── Reading passage

Duly making forth across town in efforts to investigate the show, I immediately found myself facing a restored seventeenth century bust of “Nero” upon entering the exhibition, an item which, in being recorded to have been loaned to the British Museum by Italy’s “Musei Capitolini”, stood replete with a chaotic shock of hair, thick side burns and a singularly large nose, glowering down upon those that fell before it’s gaze with what appeared to be a detached expression of workmanlike disdain from it’s podium.


Christened “Lucius Domitius Ahenobarbus” in the years directly succeeding Christ’s crucifixion, “Nero” was, in being recorded to have been the nephew of the emperor “Tiberius”, noted to have lost his father when no more than three years of age, a pretext beneath which his widowed mother “Agrippina” was, upon marrying the emperor “Claudius”, to re-christen him “Nero Claudius Caesar Germanicus”, a term beneath which he was, in marrying a thirteen year old girl named “Claudia Octavia”, witnessed to have been made Emperor when just sixteen years old, an observation that, with regards to the many aspersions subsequently cast over the fourteen year period which then constituted his reign, would suppose that he had lived his life, ‘in a Dickensian sense’, at a dramatically accelerated rate, experiencing all of the obligations conventionally ascribed to maturity when still a boy.

Upon passing the emperor’s bust I found myself standing in a room pinioned with a series of life sized statues who were conceived to represent various member of the “Julio Claudian” family from which “Nero” was descended, a consortium of interests that, in having assisted in the youthful ruler’s meteoric rise to success, gave some indication as to how Roman families may once have bonded in unanimous support of their youngest members, organizing marriages and establishing vocational training in efforts to secure province throughout successive generations of their respective lines.

────

Tasks to carry out |
1. In the Nero exhibition review, which institution loaned the bust of Nero to the British Museum?
2. Recast the listing as a numbered list, starting at its first line and stopping after the line that contains "- contact B3:0/6". Leave out any blank lines.

── Records provided

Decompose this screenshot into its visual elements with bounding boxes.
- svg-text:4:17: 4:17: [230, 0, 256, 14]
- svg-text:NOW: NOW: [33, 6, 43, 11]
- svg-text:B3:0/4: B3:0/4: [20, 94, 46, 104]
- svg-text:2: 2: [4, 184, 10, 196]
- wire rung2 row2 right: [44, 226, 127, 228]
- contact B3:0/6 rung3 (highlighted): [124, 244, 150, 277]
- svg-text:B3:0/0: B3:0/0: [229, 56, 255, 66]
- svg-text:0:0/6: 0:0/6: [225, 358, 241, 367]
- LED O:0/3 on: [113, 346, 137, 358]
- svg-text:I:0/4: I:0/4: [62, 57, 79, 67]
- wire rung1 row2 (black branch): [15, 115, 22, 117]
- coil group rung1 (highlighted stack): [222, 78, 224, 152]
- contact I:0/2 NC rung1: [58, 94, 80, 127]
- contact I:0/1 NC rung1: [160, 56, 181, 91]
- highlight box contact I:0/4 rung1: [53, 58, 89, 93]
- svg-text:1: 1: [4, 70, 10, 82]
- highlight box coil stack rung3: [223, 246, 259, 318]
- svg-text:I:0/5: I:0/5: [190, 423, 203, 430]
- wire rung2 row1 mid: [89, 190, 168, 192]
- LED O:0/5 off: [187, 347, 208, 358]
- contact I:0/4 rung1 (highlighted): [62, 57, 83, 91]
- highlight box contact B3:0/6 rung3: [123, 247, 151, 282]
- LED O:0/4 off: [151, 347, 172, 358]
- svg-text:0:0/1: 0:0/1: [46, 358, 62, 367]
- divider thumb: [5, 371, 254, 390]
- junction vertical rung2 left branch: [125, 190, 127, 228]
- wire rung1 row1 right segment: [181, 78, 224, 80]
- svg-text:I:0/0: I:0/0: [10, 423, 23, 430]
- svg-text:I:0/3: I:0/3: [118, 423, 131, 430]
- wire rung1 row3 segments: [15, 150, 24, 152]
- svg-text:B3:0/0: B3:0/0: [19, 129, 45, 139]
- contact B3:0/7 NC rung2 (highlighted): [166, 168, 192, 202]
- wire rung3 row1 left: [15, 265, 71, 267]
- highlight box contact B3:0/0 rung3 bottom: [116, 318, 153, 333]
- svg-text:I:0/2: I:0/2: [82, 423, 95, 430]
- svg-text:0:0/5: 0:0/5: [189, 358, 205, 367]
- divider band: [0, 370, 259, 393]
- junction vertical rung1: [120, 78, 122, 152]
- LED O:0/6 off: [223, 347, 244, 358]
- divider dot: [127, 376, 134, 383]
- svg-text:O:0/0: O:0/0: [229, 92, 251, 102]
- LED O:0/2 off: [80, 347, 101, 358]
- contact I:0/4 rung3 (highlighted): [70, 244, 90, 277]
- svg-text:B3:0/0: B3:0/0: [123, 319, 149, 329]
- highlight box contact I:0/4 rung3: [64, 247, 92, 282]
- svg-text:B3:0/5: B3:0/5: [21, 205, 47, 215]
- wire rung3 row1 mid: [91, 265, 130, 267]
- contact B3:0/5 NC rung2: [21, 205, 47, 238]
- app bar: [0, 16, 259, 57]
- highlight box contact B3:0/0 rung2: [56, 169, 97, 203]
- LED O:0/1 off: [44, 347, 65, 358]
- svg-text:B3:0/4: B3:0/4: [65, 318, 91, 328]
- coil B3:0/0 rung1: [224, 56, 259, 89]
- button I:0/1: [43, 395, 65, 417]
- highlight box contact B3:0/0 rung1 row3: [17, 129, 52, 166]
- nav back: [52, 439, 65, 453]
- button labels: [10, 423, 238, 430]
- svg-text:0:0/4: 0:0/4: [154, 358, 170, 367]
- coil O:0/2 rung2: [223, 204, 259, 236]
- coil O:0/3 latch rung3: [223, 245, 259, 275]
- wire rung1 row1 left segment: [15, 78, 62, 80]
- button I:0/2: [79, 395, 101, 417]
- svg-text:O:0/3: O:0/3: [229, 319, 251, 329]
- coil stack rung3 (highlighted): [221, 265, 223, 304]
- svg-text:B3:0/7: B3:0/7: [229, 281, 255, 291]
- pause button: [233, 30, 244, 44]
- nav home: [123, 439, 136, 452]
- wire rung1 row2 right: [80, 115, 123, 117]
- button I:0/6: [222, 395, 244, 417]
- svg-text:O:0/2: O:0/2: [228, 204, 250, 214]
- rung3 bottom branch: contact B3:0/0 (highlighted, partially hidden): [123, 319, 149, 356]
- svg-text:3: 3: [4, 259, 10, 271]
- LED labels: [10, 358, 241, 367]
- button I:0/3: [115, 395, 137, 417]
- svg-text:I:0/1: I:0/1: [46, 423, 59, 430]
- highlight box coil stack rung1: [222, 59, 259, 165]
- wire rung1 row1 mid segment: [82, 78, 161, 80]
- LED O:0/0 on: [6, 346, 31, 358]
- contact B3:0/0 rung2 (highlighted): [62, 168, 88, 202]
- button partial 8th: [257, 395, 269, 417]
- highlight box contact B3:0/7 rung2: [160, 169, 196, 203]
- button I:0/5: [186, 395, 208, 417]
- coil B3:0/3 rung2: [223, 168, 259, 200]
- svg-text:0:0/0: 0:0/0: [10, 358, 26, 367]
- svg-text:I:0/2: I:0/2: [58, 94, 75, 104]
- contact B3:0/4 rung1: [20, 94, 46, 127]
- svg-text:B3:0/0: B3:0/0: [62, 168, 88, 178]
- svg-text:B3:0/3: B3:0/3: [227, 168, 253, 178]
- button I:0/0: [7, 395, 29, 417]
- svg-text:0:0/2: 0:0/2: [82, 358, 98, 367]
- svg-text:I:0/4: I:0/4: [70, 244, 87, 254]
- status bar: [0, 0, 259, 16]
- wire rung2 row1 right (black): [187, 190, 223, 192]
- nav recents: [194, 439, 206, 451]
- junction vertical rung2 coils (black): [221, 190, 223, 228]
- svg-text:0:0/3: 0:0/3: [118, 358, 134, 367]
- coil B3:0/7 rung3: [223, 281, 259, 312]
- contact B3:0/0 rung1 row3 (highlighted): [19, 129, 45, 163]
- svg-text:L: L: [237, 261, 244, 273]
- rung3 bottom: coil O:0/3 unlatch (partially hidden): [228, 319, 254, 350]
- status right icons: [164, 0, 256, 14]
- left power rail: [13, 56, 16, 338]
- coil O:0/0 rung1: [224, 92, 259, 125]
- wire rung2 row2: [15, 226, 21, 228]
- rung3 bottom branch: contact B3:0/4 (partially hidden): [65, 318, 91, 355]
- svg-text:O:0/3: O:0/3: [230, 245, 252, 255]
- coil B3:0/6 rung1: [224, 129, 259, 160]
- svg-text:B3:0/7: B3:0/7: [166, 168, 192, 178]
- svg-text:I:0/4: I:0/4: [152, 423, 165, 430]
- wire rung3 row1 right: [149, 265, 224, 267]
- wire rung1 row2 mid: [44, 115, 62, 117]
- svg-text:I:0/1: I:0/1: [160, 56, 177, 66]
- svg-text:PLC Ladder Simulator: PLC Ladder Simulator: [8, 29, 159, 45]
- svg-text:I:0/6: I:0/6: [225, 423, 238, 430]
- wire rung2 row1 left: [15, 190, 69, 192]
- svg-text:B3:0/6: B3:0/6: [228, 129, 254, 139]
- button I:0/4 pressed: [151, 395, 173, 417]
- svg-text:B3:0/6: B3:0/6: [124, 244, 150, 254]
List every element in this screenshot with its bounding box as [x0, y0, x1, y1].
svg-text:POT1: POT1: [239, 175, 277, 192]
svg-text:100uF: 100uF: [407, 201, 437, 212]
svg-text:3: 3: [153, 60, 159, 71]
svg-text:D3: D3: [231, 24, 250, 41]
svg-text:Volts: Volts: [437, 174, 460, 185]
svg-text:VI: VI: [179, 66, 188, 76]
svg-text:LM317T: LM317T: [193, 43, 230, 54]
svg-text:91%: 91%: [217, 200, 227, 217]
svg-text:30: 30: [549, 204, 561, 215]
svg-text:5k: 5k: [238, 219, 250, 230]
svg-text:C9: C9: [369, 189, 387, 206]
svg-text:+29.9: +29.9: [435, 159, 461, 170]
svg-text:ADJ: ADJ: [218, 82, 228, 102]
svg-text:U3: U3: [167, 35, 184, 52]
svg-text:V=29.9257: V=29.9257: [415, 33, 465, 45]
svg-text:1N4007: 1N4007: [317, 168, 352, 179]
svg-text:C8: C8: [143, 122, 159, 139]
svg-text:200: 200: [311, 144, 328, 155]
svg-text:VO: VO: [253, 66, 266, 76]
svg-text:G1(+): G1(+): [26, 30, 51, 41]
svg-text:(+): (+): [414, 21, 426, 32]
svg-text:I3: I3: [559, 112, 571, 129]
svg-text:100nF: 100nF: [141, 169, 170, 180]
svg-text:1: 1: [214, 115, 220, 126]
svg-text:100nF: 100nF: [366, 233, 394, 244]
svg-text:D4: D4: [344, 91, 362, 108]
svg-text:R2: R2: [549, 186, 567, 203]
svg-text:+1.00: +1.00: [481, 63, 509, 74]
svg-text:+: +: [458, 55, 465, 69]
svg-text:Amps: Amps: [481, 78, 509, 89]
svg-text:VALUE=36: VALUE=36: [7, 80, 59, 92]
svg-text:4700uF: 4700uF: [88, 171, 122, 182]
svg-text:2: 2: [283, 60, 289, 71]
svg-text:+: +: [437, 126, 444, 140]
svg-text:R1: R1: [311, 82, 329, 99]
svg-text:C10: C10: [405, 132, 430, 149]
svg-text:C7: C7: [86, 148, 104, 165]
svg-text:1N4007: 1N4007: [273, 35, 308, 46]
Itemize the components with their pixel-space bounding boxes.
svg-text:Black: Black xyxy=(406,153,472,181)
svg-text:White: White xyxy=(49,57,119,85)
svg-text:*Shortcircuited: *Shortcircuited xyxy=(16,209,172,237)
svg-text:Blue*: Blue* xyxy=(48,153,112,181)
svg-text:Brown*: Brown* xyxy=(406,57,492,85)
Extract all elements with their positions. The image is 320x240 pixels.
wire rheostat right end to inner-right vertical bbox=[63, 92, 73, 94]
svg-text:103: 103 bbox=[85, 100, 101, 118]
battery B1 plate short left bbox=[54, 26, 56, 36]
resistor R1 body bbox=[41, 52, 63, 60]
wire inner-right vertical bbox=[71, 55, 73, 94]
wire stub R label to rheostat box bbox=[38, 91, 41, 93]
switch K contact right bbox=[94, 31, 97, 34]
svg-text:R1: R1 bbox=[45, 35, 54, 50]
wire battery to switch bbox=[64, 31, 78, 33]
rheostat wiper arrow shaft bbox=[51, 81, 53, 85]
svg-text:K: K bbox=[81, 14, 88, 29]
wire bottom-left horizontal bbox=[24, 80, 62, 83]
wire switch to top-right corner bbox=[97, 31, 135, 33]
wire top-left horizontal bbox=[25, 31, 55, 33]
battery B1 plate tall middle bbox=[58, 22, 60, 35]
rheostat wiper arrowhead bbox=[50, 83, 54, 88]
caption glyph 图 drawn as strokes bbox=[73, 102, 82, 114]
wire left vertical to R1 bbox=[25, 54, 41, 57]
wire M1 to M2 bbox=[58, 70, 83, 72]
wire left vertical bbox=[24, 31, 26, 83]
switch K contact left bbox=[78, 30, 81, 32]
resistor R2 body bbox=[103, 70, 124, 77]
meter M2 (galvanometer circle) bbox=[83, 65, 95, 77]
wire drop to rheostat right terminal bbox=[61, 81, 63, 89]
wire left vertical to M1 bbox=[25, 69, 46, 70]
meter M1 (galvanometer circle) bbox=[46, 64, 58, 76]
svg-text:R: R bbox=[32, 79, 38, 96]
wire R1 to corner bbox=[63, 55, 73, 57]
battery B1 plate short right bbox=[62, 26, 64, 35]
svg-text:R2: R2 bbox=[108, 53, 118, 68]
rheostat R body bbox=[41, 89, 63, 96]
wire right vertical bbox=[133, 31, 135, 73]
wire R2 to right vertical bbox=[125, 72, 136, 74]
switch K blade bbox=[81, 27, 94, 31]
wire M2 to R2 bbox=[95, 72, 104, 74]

────

Answers for the tasks |
1. Italy's Musei Capitolini

2.
1. Decompose this screenshot into its visual elements with bounding boxes.
2. - svg-text:4:17: 4:17: [230, 0, 256, 14]
3. - svg-text:NOW: NOW: [33, 6, 43, 11]
4. - svg-text:B3:0/4: B3:0/4: [20, 94, 46, 104]
5. - svg-text:2: 2: [4, 184, 10, 196]
6. - wire rung2 row2 right: [44, 226, 127, 228]
7. - contact B3:0/6 rung3 (highlighted): [124, 244, 150, 277]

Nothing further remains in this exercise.